Dataset records on visual material
((

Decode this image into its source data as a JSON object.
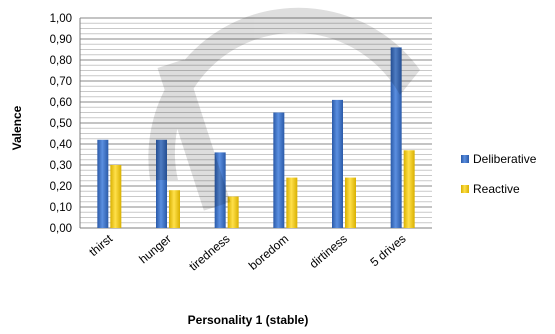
{
  "chart_data": {
    "type": "bar",
    "xlabel": "Personality 1 (stable)",
    "ylabel": "Valence",
    "ylim": [
      0,
      1.0
    ],
    "yticks": [
      "0,00",
      "0,10",
      "0,20",
      "0,30",
      "0,40",
      "0,50",
      "0,60",
      "0,70",
      "0,80",
      "0,90",
      "1,00"
    ],
    "grid": true,
    "legend_position": "right",
    "categories": [
      "thirst",
      "hunger",
      "tiredness",
      "boredom",
      "dirtiness",
      "5 drives"
    ],
    "series": [
      {
        "name": "Deliberative",
        "color": "#3a6fc4",
        "values": [
          0.42,
          0.42,
          0.36,
          0.55,
          0.61,
          0.86
        ]
      },
      {
        "name": "Reactive",
        "color": "#f2cc0c",
        "values": [
          0.3,
          0.18,
          0.15,
          0.24,
          0.24,
          0.37
        ]
      }
    ]
  }
}
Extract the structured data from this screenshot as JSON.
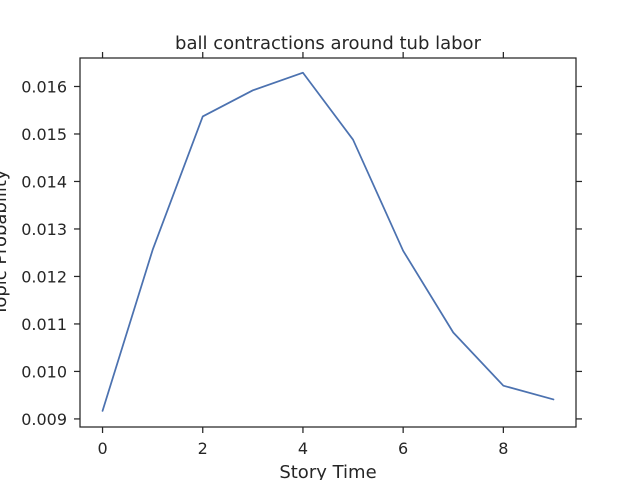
{
  "chart_data": {
    "type": "line",
    "title": "ball contractions around tub labor",
    "xlabel": "Story Time",
    "ylabel": "Topic Probability",
    "xlim": [
      -0.45,
      9.45
    ],
    "ylim": [
      0.00883,
      0.0166
    ],
    "xticks": [
      0,
      2,
      4,
      6,
      8
    ],
    "xtick_labels": [
      "0",
      "2",
      "4",
      "6",
      "8"
    ],
    "yticks": [
      0.009,
      0.01,
      0.011,
      0.012,
      0.013,
      0.014,
      0.015,
      0.016
    ],
    "ytick_labels": [
      "0.009",
      "0.010",
      "0.011",
      "0.012",
      "0.013",
      "0.014",
      "0.015",
      "0.016"
    ],
    "grid": false,
    "series": [
      {
        "x": [
          0,
          1,
          2,
          3,
          4,
          5,
          6,
          7,
          8,
          9
        ],
        "values": [
          0.00917,
          0.01256,
          0.01537,
          0.01592,
          0.01629,
          0.01488,
          0.01254,
          0.01082,
          0.0097,
          0.00941
        ],
        "color": "#4c72b0"
      }
    ]
  }
}
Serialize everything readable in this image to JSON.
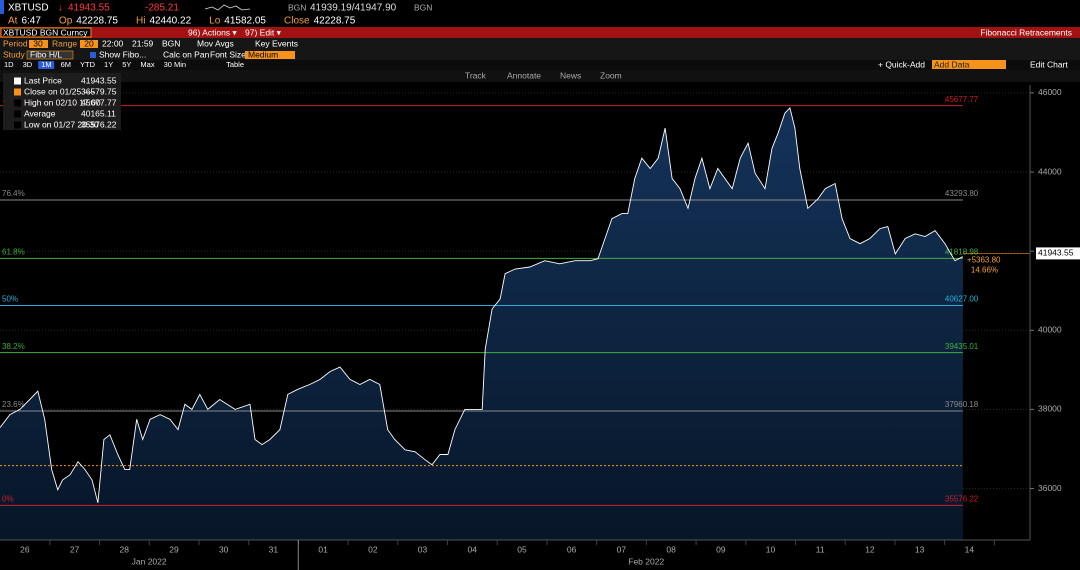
{
  "header": {
    "ticker": "XBTUSD",
    "arrow": "↓",
    "last": "41943.55",
    "change": "-285.21",
    "src1": "BGN",
    "bidask": "41939.19/41947.90",
    "src2": "BGN",
    "row2": [
      {
        "label": "At",
        "value": "6:47"
      },
      {
        "label": "Op",
        "value": "42228.75"
      },
      {
        "label": "Hi",
        "value": "42440.22"
      },
      {
        "label": "Lo",
        "value": "41582.05"
      },
      {
        "label": "Close",
        "value": "42228.75"
      }
    ]
  },
  "menu": {
    "security": "XBTUSD BGN Curncy",
    "actions": "96) Actions ▾",
    "edit": "97) Edit ▾",
    "title": "Fibonacci Retracements"
  },
  "settings": {
    "period_label": "Period",
    "period": "30",
    "range_label": "Range",
    "range": "20",
    "start": "22:00",
    "end": "21:59",
    "source": "BGN",
    "mov_avgs": "Mov Avgs",
    "key_events": "Key Events",
    "study_label": "Study",
    "study": "Fibo H/L",
    "show_fibo": "Show Fibo...",
    "calc_on_pan": "Calc on Pan",
    "font_size_label": "Font Size",
    "font_size": "Medium"
  },
  "periods": [
    "1D",
    "3D",
    "1M",
    "6M",
    "YTD",
    "1Y",
    "5Y",
    "Max",
    "30 Min",
    "Table"
  ],
  "toolbar": [
    "Track",
    "Annotate",
    "News",
    "Zoom"
  ],
  "right_tools": {
    "quick_add": "+ Quick-Add",
    "add_data": "Add Data",
    "edit_chart": "Edit Chart"
  },
  "chart_data": {
    "type": "area",
    "legend": [
      {
        "label": "Last Price",
        "value": "41943.55",
        "color": "#ffffff"
      },
      {
        "label": "Close on 01/25 ----",
        "value": "36579.75",
        "color": "#f7931a"
      },
      {
        "label": "High on 02/10 17:00",
        "value": "45677.77",
        "color": "#000000"
      },
      {
        "label": "Average",
        "value": "40165.11",
        "color": "#000000"
      },
      {
        "label": "Low on 01/27 20:30",
        "value": "35576.22",
        "color": "#000000"
      }
    ],
    "series": [
      {
        "color": "#ffffff",
        "x": [
          -0.5,
          -0.3,
          -0.1,
          0.1,
          0.26,
          0.4,
          0.54,
          0.66,
          0.76,
          0.91,
          1.07,
          1.21,
          1.35,
          1.47,
          1.59,
          1.71,
          1.87,
          2.01,
          2.11,
          2.25,
          2.37,
          2.52,
          2.72,
          2.92,
          3.08,
          3.22,
          3.36,
          3.52,
          3.68,
          3.92,
          4.23,
          4.53,
          4.63,
          4.77,
          4.93,
          5.13,
          5.29,
          5.49,
          5.73,
          5.94,
          6.14,
          6.34,
          6.54,
          6.74,
          6.94,
          7.14,
          7.3,
          7.44,
          7.65,
          7.85,
          8.05,
          8.19,
          8.35,
          8.51,
          8.65,
          8.85,
          9.05,
          9.2,
          9.26,
          9.4,
          9.56,
          9.66,
          9.86,
          10.16,
          10.46,
          10.76,
          11.07,
          11.37,
          11.53,
          11.67,
          11.81,
          12.01,
          12.13,
          12.27,
          12.41,
          12.58,
          12.74,
          12.88,
          13.02,
          13.18,
          13.34,
          13.48,
          13.62,
          13.78,
          13.94,
          14.08,
          14.23,
          14.39,
          14.55,
          14.69,
          14.89,
          15.03,
          15.15,
          15.29,
          15.39,
          15.49,
          15.59,
          15.75,
          15.96,
          16.1,
          16.3,
          16.44,
          16.6,
          16.8,
          17.0,
          17.2,
          17.36,
          17.51,
          17.71,
          17.91,
          18.11,
          18.31,
          18.51,
          18.71,
          18.87
        ],
        "values": [
          37540,
          37870,
          38000,
          38250,
          38460,
          37750,
          36480,
          35970,
          36220,
          36350,
          36680,
          36480,
          36220,
          35640,
          37240,
          37360,
          36860,
          36480,
          36480,
          37750,
          37240,
          37750,
          37870,
          37750,
          37490,
          38130,
          38000,
          38380,
          38000,
          38250,
          38000,
          38130,
          37240,
          37110,
          37240,
          37490,
          38380,
          38510,
          38630,
          38760,
          38960,
          39070,
          38760,
          38630,
          38760,
          38630,
          37490,
          37240,
          36980,
          36930,
          36730,
          36600,
          36860,
          36860,
          37490,
          38000,
          38000,
          38000,
          39520,
          40540,
          40790,
          41430,
          41550,
          41600,
          41760,
          41680,
          41760,
          41760,
          41810,
          42320,
          42820,
          42950,
          42950,
          43840,
          44350,
          44090,
          44350,
          45110,
          43840,
          43580,
          43080,
          43840,
          44350,
          43580,
          44090,
          43840,
          43580,
          44350,
          44730,
          43970,
          43580,
          44600,
          44980,
          45490,
          45620,
          45110,
          44090,
          43080,
          43330,
          43580,
          43710,
          42820,
          42320,
          42190,
          42320,
          42570,
          42620,
          41930,
          42320,
          42440,
          42370,
          42520,
          42190,
          41760,
          41860
        ]
      }
    ],
    "xlim": [
      -0.5,
      20.22
    ],
    "ylim": [
      34700,
      46200
    ],
    "yticks": [
      36000,
      38000,
      40000,
      42000,
      44000,
      46000
    ],
    "xticks": [
      {
        "value": 0,
        "label": "26"
      },
      {
        "value": 1,
        "label": "27"
      },
      {
        "value": 2,
        "label": "28"
      },
      {
        "value": 3,
        "label": "29"
      },
      {
        "value": 4,
        "label": "30"
      },
      {
        "value": 5,
        "label": "31"
      },
      {
        "value": 6,
        "label": "01"
      },
      {
        "value": 7,
        "label": "02"
      },
      {
        "value": 8,
        "label": "03"
      },
      {
        "value": 9,
        "label": "04"
      },
      {
        "value": 10,
        "label": "05"
      },
      {
        "value": 11,
        "label": "06"
      },
      {
        "value": 12,
        "label": "07"
      },
      {
        "value": 13,
        "label": "08"
      },
      {
        "value": 14,
        "label": "09"
      },
      {
        "value": 15,
        "label": "10"
      },
      {
        "value": 16,
        "label": "11"
      },
      {
        "value": 17,
        "label": "12"
      },
      {
        "value": 18,
        "label": "13"
      },
      {
        "value": 19,
        "label": "14"
      }
    ],
    "month_labels": [
      {
        "value": 2.5,
        "label": "Jan 2022"
      },
      {
        "value": 12.5,
        "label": "Feb 2022"
      }
    ],
    "fib_levels": [
      {
        "label": "100%",
        "value": 45677.77,
        "color": "#c8202a"
      },
      {
        "label": "76.4%",
        "value": 43293.8,
        "value_label": "43293.80",
        "color": "#8a8a8a"
      },
      {
        "label": "61.8%",
        "value": 41818.98,
        "color": "#3fae3f"
      },
      {
        "label": "50%",
        "value": 40627,
        "value_label": "40627.00",
        "color": "#2ab0d8"
      },
      {
        "label": "38.2%",
        "value": 39435.01,
        "color": "#3fae3f"
      },
      {
        "label": "23.6%",
        "value": 37960.18,
        "color": "#8a8a8a"
      },
      {
        "label": "0%",
        "value": 35576.22,
        "color": "#c8202a"
      }
    ],
    "close_line": {
      "value": 36579.75,
      "color": "#f7931a"
    },
    "last_price": {
      "value": 41943.55
    },
    "annotations": [
      "+5363.80",
      "14.66%"
    ]
  }
}
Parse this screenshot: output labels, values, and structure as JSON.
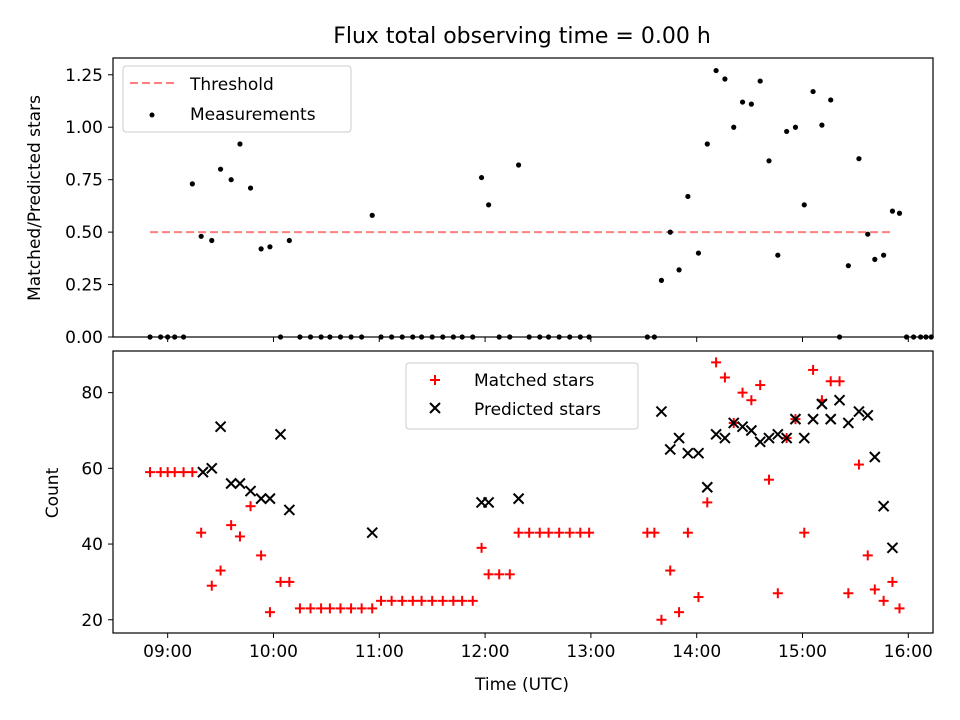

))

◆ **Work to do**
Say how many lines in this listing hold the string "ylabel", giving the count and nothing more.

◆ **Exercise solution**
2